Texte source
───

(*) = Lapsus d’Hergé dans une lettre à Adolfo Simões Müller, 7 juin 1940. (mise-à-jour: J’ai cru que c’était un lapsus, puisque B. Peeters semble lui-même étonné de cette allusion. Mais il y aurait bien une version de Tintin en Angola datant de 1939.. Hergé savait donc effectivement bien de quoi il parlait.)
Par hasard, le mois dernier, j’ai eu dans les mains “Hergé, fils de Tintin” par Benoît Peeters (éd. Flammarion). Ce n’est pas que je suis un grand fan de ce genre de biographie, mais quitte à lire un ouvrage à propos du maître belge (et dieu sait s’il y en a pléthore), autant lire celui d’un auteur de BD et un des meilleurs spécialistes d’Hergé (selon le 4ième de couverture). Je vous passe ma critique du livre, qui ne serait pas très intéressante. Le but de ce billet est de vous communiquer un extrait qui m’a fort interpellé.

───

Données fournies
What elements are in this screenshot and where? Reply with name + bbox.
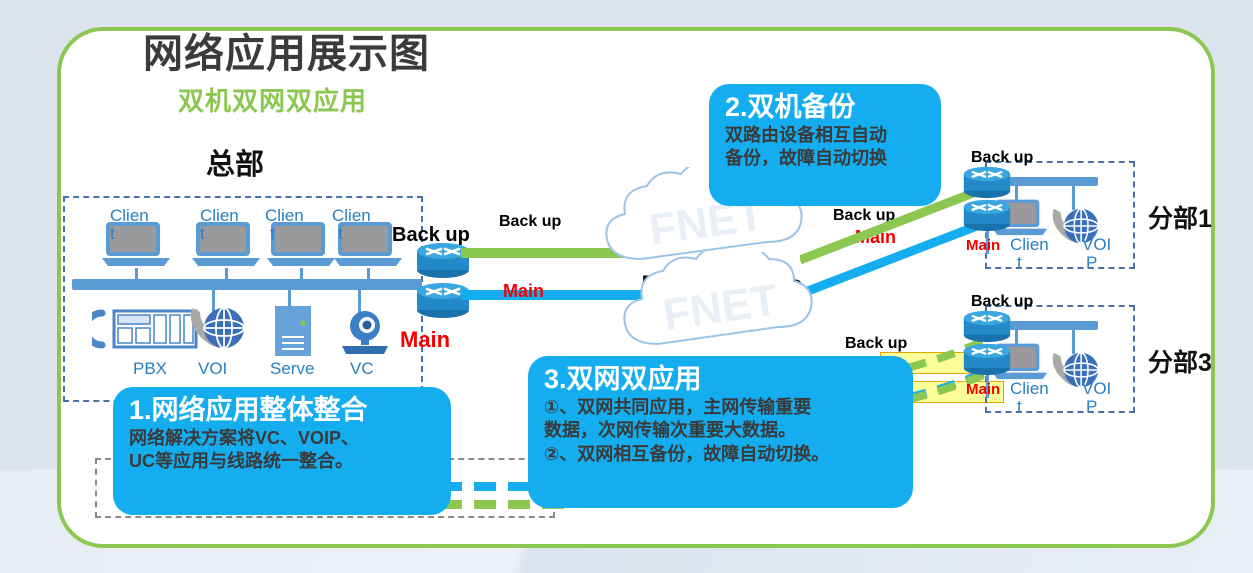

───

Consignes écrites
1. D’après le texte source, qui a écrit « Hergé, fils de Tintin » ?
2. Recopiez fidèlement le passage du texte source qui commence aux mots « Par hasard, le » et s’arrête après « m’a fort interpellé. ».
3. Indiquez si chaque affirmation concorde avec le texte source, en répondant par oui ou non et en citant les mots décisifs :
(a) La lettre d’Hergé à Adolfo Simões Müller date du 7 juin 1940.
(b) L’auteur du billet se déclare grand amateur de biographies de ce genre.
(c) Le billet expose la critique du livre en détail.
Appuyez-vous uniquement sur le texte source.

Réponses par consigne
1. Benoît Peeters.

2.
Par hasard, le mois dernier, j’ai eu dans les mains “Hergé, fils de Tintin” par Benoît Peeters (éd. Flammarion). Ce n’est pas que je suis un grand fan de ce genre de biographie, mais quitte à lire un ouvrage à propos du maître belge (et dieu sait s’il y en a pléthore), autant lire celui d’un auteur de BD et un des meilleurs spécialistes d’Hergé (selon le 4ième de couverture). Je vous passe ma critique du livre, qui ne serait pas très intéressante. Le but de ce billet est de vous communiquer un extrait qui m’a fort interpellé.

3.
(a) Oui : « Adolfo Simões Müller, 7 juin 1940 ».
(b) Non : « Ce n’est pas que je suis un grand fan de ce genre de biographie ».
(c) Non : « Je vous passe ma critique du livre ».